◆ Exercise directions ◆
Output the material below in its entirety, exactly as given.

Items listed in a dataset
--------------------
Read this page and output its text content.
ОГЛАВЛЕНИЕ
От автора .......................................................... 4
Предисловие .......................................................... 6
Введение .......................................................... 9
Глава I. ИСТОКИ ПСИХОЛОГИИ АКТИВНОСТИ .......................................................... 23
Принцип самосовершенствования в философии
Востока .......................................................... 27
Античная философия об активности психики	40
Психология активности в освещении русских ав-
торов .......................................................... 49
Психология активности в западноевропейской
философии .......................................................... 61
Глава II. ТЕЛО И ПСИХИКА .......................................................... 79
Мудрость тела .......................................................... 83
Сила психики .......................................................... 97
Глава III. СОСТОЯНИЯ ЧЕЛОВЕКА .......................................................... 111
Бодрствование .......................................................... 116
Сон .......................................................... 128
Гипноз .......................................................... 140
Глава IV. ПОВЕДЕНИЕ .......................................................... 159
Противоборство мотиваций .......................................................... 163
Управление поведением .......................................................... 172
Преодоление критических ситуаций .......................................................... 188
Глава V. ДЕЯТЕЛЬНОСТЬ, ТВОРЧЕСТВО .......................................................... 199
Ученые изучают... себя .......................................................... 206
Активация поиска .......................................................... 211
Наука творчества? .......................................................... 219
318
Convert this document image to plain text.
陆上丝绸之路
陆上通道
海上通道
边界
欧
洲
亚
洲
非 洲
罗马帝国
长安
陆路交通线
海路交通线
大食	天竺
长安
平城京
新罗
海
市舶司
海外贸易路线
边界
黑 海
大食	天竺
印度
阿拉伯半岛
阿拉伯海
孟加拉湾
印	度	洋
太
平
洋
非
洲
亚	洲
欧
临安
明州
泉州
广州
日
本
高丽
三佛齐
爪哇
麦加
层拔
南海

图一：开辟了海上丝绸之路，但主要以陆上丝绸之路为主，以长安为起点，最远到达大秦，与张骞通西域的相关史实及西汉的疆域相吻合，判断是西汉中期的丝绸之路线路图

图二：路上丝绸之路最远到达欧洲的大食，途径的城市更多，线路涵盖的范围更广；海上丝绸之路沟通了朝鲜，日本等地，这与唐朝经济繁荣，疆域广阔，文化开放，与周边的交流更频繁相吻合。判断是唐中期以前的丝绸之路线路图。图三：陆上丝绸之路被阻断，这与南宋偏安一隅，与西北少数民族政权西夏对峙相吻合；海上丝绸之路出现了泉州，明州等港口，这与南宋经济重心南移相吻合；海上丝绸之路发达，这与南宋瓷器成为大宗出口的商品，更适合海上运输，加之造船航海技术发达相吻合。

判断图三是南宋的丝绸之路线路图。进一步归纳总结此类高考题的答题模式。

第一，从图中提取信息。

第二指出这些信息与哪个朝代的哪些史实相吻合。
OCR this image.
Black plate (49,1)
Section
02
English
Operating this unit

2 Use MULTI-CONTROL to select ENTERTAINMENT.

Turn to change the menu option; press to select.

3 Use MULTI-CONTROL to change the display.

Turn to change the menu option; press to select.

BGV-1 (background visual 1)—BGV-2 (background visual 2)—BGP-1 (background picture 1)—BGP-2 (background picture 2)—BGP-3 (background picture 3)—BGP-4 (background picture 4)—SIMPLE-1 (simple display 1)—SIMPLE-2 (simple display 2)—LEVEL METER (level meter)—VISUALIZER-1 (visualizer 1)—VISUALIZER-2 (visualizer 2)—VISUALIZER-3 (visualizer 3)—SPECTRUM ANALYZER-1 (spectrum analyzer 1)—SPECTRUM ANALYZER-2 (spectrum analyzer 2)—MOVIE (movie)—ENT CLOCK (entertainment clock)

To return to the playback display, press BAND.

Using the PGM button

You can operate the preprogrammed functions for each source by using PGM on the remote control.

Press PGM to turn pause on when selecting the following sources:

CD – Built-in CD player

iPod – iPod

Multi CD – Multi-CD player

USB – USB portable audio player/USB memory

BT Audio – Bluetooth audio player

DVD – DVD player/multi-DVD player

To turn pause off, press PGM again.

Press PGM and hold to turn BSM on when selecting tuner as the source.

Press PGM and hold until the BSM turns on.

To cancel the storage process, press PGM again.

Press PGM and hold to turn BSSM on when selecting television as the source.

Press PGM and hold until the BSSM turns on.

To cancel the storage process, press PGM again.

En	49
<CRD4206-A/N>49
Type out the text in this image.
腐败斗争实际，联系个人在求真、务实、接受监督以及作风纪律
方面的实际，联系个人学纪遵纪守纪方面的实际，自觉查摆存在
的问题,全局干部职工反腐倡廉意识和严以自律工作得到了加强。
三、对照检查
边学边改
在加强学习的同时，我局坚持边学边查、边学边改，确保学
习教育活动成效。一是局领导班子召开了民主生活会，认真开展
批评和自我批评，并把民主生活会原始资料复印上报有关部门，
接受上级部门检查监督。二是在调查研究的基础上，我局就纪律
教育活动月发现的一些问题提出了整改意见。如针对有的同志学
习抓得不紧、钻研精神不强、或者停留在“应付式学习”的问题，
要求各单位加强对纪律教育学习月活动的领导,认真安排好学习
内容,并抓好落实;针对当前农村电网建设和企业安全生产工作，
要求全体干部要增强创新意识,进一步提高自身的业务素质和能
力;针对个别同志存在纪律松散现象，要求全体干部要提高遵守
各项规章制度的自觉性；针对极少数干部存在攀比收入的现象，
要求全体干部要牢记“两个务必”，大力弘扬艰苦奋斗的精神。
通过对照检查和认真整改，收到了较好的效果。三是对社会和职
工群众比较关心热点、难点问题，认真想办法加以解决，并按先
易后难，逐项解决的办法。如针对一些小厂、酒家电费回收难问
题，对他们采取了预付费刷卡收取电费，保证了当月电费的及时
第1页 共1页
--------------------
◆ Answer to the exercise ◆
Read this page and output its text content.
ОГЛАВЛЕНИЕ
От автора .......................................................... 4
Предисловие .......................................................... 6
Введение .......................................................... 9
Глава I. ИСТОКИ ПСИХОЛОГИИ АКТИВНОСТИ .......................................................... 23
Принцип самосовершенствования в философии
Востока .......................................................... 27
Античная философия об активности психики	40
Психология активности в освещении русских ав-
торов .......................................................... 49
Психология активности в западноевропейской
философии .......................................................... 61
Глава II. ТЕЛО И ПСИХИКА .......................................................... 79
Мудрость тела .......................................................... 83
Сила психики .......................................................... 97
Глава III. СОСТОЯНИЯ ЧЕЛОВЕКА .......................................................... 111
Бодрствование .......................................................... 116
Сон .......................................................... 128
Гипноз .......................................................... 140
Глава IV. ПОВЕДЕНИЕ .......................................................... 159
Противоборство мотиваций .......................................................... 163
Управление поведением .......................................................... 172
Преодоление критических ситуаций .......................................................... 188
Глава V. ДЕЯТЕЛЬНОСТЬ, ТВОРЧЕСТВО .......................................................... 199
Ученые изучают... себя .......................................................... 206
Активация поиска .......................................................... 211
Наука творчества? .......................................................... 219
318
Convert this document image to plain text.
陆上丝绸之路
陆上通道
海上通道
边界
欧
洲
亚
洲
非 洲
罗马帝国
长安
陆路交通线
海路交通线
大食	天竺
长安
平城京
新罗
海
市舶司
海外贸易路线
边界
黑 海
大食	天竺
印度
阿拉伯半岛
阿拉伯海
孟加拉湾
印	度	洋
太
平
洋
非
洲
亚	洲
欧
临安
明州
泉州
广州
日
本
高丽
三佛齐
爪哇
麦加
层拔
南海

图一：开辟了海上丝绸之路，但主要以陆上丝绸之路为主，以长安为起点，最远到达大秦，与张骞通西域的相关史实及西汉的疆域相吻合，判断是西汉中期的丝绸之路线路图

图二：路上丝绸之路最远到达欧洲的大食，途径的城市更多，线路涵盖的范围更广；海上丝绸之路沟通了朝鲜，日本等地，这与唐朝经济繁荣，疆域广阔，文化开放，与周边的交流更频繁相吻合。判断是唐中期以前的丝绸之路线路图。图三：陆上丝绸之路被阻断，这与南宋偏安一隅，与西北少数民族政权西夏对峙相吻合；海上丝绸之路出现了泉州，明州等港口，这与南宋经济重心南移相吻合；海上丝绸之路发达，这与南宋瓷器成为大宗出口的商品，更适合海上运输，加之造船航海技术发达相吻合。

判断图三是南宋的丝绸之路线路图。进一步归纳总结此类高考题的答题模式。

第一，从图中提取信息。

第二指出这些信息与哪个朝代的哪些史实相吻合。
OCR this image.
Black plate (49,1)
Section
02
English
Operating this unit

2 Use MULTI-CONTROL to select ENTERTAINMENT.

Turn to change the menu option; press to select.

3 Use MULTI-CONTROL to change the display.

Turn to change the menu option; press to select.

BGV-1 (background visual 1)—BGV-2 (background visual 2)—BGP-1 (background picture 1)—BGP-2 (background picture 2)—BGP-3 (background picture 3)—BGP-4 (background picture 4)—SIMPLE-1 (simple display 1)—SIMPLE-2 (simple display 2)—LEVEL METER (level meter)—VISUALIZER-1 (visualizer 1)—VISUALIZER-2 (visualizer 2)—VISUALIZER-3 (visualizer 3)—SPECTRUM ANALYZER-1 (spectrum analyzer 1)—SPECTRUM ANALYZER-2 (spectrum analyzer 2)—MOVIE (movie)—ENT CLOCK (entertainment clock)

To return to the playback display, press BAND.

Using the PGM button

You can operate the preprogrammed functions for each source by using PGM on the remote control.

Press PGM to turn pause on when selecting the following sources:

CD – Built-in CD player

iPod – iPod

Multi CD – Multi-CD player

USB – USB portable audio player/USB memory

BT Audio – Bluetooth audio player

DVD – DVD player/multi-DVD player

To turn pause off, press PGM again.

Press PGM and hold to turn BSM on when selecting tuner as the source.

Press PGM and hold until the BSM turns on.

To cancel the storage process, press PGM again.

Press PGM and hold to turn BSSM on when selecting television as the source.

Press PGM and hold until the BSSM turns on.

To cancel the storage process, press PGM again.

En	49
<CRD4206-A/N>49
Type out the text in this image.
腐败斗争实际，联系个人在求真、务实、接受监督以及作风纪律
方面的实际，联系个人学纪遵纪守纪方面的实际，自觉查摆存在
的问题,全局干部职工反腐倡廉意识和严以自律工作得到了加强。
三、对照检查
边学边改
在加强学习的同时，我局坚持边学边查、边学边改，确保学
习教育活动成效。一是局领导班子召开了民主生活会，认真开展
批评和自我批评，并把民主生活会原始资料复印上报有关部门，
接受上级部门检查监督。二是在调查研究的基础上，我局就纪律
教育活动月发现的一些问题提出了整改意见。如针对有的同志学
习抓得不紧、钻研精神不强、或者停留在“应付式学习”的问题，
要求各单位加强对纪律教育学习月活动的领导,认真安排好学习
内容,并抓好落实;针对当前农村电网建设和企业安全生产工作，
要求全体干部要增强创新意识,进一步提高自身的业务素质和能
力;针对个别同志存在纪律松散现象，要求全体干部要提高遵守
各项规章制度的自觉性；针对极少数干部存在攀比收入的现象，
要求全体干部要牢记“两个务必”，大力弘扬艰苦奋斗的精神。
通过对照检查和认真整改，收到了较好的效果。三是对社会和职
工群众比较关心热点、难点问题，认真想办法加以解决，并按先
易后难，逐项解决的办法。如针对一些小厂、酒家电费回收难问
题，对他们采取了预付费刷卡收取电费，保证了当月电费的及时
第1页 共1页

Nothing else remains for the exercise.